Task data start

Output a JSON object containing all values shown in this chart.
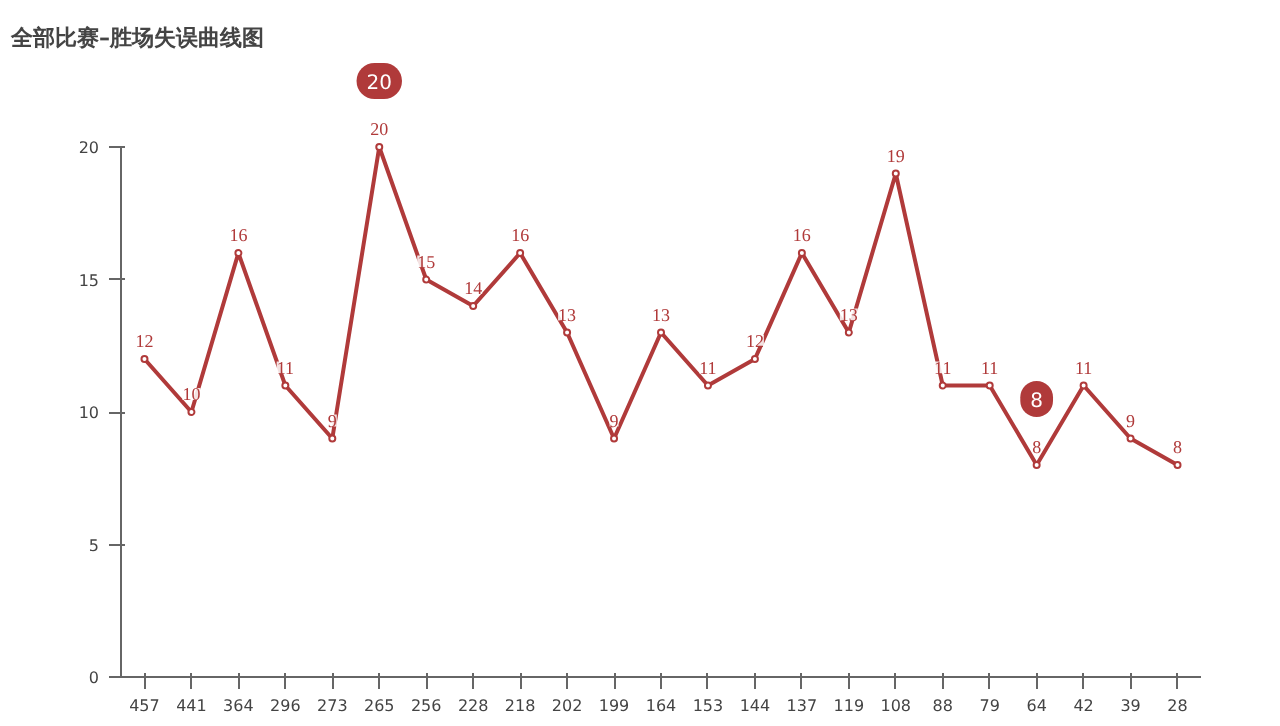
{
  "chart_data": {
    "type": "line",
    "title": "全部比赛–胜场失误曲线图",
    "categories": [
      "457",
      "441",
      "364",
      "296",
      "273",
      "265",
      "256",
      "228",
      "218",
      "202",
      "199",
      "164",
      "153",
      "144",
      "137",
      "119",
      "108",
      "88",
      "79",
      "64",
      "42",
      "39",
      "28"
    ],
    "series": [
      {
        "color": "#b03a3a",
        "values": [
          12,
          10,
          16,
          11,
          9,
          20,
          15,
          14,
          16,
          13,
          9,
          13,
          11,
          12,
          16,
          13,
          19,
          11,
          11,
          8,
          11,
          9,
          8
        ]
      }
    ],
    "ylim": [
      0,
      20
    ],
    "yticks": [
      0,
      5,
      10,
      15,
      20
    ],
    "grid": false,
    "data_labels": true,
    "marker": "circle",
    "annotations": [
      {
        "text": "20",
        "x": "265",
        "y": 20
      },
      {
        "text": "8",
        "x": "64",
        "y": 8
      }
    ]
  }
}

Task data end

The task — Exclude the images, then output the data above word for word.

Exercise response —
Output a JSON object containing all values shown in this chart.
{
  "chart_data": {
    "type": "line",
    "title": "全部比赛–胜场失误曲线图",
    "categories": [
      "457",
      "441",
      "364",
      "296",
      "273",
      "265",
      "256",
      "228",
      "218",
      "202",
      "199",
      "164",
      "153",
      "144",
      "137",
      "119",
      "108",
      "88",
      "79",
      "64",
      "42",
      "39",
      "28"
    ],
    "series": [
      {
        "color": "#b03a3a",
        "values": [
          12,
          10,
          16,
          11,
          9,
          20,
          15,
          14,
          16,
          13,
          9,
          13,
          11,
          12,
          16,
          13,
          19,
          11,
          11,
          8,
          11,
          9,
          8
        ]
      }
    ],
    "ylim": [
      0,
      20
    ],
    "yticks": [
      0,
      5,
      10,
      15,
      20
    ],
    "grid": false,
    "data_labels": true,
    "marker": "circle",
    "annotations": [
      {
        "text": "20",
        "x": "265",
        "y": 20
      },
      {
        "text": "8",
        "x": "64",
        "y": 8
      }
    ]
  }
}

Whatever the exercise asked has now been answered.